WHAT THE EXERCISE ASKS: Scan the lines below for the string "Singh" and copy every one that has it.

─── DATASET ───

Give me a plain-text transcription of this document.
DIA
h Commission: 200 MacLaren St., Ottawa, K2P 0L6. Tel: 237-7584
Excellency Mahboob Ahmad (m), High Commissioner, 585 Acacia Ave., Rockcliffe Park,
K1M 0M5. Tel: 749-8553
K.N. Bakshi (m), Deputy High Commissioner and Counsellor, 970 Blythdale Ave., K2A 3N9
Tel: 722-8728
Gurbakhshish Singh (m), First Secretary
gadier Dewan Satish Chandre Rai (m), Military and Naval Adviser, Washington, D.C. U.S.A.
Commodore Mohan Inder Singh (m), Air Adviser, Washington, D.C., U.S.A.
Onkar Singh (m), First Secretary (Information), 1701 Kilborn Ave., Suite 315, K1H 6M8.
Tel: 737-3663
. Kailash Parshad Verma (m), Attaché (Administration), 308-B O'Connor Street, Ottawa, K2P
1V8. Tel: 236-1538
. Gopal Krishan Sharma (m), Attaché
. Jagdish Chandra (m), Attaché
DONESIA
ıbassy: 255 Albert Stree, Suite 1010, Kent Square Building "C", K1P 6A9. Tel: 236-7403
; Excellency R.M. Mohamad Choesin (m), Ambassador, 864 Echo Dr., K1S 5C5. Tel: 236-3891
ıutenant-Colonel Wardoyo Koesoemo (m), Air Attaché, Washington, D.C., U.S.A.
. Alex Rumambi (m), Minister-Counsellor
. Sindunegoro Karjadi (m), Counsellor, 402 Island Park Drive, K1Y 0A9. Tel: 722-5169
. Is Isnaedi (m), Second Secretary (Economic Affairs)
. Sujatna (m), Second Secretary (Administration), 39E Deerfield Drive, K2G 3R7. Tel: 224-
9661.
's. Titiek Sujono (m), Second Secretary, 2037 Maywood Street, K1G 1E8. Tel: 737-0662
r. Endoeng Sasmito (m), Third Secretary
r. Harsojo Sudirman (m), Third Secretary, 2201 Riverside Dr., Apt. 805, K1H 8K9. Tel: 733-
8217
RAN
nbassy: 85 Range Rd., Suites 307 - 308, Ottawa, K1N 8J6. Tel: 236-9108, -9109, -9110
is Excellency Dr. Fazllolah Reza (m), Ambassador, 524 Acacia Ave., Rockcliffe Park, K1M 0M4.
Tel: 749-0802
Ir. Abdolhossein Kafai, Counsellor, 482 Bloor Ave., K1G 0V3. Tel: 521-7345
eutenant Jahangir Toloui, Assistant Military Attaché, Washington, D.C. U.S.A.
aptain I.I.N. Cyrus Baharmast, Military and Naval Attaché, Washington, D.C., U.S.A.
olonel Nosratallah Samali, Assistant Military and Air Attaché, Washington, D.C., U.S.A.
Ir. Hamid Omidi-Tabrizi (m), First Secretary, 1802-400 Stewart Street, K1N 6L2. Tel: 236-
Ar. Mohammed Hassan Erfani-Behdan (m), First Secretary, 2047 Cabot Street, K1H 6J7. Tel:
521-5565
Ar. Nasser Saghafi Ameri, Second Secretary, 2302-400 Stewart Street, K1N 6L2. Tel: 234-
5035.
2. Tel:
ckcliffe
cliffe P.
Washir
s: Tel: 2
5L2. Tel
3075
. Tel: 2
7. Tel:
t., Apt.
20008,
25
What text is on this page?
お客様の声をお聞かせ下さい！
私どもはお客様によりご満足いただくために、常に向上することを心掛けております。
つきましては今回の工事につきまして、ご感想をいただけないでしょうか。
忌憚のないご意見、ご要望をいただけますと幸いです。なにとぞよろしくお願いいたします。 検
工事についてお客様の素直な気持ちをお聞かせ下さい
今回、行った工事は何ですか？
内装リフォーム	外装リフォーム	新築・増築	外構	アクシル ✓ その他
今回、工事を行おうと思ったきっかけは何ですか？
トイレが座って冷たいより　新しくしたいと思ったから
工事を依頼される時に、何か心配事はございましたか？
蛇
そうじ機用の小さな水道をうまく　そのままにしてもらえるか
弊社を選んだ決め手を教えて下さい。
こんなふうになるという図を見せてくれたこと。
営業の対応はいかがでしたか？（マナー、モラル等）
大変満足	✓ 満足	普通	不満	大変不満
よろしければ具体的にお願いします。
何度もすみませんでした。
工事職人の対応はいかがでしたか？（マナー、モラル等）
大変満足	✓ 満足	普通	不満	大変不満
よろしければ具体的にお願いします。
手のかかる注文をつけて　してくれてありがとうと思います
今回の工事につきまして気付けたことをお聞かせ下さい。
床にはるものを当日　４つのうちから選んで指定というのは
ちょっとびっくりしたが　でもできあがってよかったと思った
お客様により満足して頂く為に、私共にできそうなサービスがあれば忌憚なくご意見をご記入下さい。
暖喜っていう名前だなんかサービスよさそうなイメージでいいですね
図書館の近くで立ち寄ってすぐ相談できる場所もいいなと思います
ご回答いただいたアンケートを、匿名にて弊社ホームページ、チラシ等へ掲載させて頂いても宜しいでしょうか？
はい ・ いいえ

───

EXERCISE ANSWER:
Gurbakhshish Singh (m), First Secretary
Commodore Mohan Inder Singh (m), Air Adviser, Washington, D.C., U.S.A.
Onkar Singh (m), First Secretary (Information), 1701 Kilborn Ave., Suite 315, K1H 6M8.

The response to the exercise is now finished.